### PROMPT
Filter the listing and keep only the lines with the word "subtitle".

===== RECORDS FOR PROCESSING =====

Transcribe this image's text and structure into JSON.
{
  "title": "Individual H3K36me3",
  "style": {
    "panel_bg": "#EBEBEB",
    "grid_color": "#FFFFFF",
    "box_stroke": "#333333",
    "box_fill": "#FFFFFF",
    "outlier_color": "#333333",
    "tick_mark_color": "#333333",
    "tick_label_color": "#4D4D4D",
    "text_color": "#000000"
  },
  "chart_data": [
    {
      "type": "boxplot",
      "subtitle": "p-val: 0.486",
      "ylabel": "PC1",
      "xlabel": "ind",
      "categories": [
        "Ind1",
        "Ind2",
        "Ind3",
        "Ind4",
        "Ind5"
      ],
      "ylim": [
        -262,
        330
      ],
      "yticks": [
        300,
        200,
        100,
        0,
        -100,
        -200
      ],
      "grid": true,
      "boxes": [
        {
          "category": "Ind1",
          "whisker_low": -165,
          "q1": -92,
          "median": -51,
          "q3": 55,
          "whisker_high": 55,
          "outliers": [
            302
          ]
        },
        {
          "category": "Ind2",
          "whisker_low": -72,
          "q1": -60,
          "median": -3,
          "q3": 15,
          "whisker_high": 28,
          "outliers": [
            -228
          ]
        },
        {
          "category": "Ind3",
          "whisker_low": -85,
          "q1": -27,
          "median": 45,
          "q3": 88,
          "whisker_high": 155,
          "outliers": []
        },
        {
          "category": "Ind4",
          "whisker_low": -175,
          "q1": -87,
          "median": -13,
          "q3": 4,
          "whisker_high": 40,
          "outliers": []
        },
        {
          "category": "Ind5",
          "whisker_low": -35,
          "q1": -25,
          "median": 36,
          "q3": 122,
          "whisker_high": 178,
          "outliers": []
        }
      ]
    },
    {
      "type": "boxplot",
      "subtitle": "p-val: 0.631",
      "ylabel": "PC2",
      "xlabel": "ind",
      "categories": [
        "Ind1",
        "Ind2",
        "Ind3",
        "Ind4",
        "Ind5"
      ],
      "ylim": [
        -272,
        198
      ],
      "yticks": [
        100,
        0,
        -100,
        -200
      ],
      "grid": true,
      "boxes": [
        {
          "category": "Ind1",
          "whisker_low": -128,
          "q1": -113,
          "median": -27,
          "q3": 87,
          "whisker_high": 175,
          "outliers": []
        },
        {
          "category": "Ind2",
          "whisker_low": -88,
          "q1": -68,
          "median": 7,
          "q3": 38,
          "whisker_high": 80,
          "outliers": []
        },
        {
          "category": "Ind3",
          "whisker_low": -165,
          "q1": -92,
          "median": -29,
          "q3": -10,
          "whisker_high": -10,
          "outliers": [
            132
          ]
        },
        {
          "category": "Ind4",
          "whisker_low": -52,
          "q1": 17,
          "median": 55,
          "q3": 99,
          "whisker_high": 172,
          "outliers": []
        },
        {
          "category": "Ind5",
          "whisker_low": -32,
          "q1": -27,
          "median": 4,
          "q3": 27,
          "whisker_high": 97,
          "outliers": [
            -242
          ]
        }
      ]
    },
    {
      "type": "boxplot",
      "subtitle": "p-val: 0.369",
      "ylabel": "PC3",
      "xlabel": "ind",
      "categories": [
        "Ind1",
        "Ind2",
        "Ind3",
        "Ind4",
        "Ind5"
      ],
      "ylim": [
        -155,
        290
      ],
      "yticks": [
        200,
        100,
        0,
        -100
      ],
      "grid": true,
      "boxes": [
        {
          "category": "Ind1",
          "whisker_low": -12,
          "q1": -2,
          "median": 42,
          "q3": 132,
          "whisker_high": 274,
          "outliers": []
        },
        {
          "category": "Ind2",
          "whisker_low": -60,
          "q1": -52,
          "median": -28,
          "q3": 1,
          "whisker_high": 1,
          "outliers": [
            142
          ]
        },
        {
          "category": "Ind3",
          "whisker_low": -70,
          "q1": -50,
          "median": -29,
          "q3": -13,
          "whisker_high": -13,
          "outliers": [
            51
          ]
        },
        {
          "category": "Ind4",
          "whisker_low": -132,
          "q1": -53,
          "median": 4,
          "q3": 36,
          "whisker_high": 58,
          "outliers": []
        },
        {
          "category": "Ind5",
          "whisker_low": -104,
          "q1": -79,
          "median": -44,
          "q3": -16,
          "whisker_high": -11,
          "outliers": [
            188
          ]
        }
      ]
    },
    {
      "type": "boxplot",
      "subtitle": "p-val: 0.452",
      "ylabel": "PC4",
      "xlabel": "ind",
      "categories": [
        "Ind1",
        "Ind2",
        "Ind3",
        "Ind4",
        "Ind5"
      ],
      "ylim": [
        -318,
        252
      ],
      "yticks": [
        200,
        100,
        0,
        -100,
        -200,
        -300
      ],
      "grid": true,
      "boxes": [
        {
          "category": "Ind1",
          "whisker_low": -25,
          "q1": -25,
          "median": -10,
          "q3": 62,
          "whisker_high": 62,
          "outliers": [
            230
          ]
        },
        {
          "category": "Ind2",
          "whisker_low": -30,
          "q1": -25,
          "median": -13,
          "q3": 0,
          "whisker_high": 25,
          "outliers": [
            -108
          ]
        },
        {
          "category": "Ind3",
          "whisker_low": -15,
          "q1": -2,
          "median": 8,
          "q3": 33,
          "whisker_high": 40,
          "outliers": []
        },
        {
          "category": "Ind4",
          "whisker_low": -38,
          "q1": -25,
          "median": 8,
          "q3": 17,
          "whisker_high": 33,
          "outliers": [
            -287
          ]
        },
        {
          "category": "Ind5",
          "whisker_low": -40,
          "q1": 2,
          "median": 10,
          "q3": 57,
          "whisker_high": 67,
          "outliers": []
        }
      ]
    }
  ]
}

=====

### REPLY TO THE TASK
      "subtitle": "p-val: 0.486",
      "subtitle": "p-val: 0.631",
      "subtitle": "p-val: 0.369",
      "subtitle": "p-val: 0.452",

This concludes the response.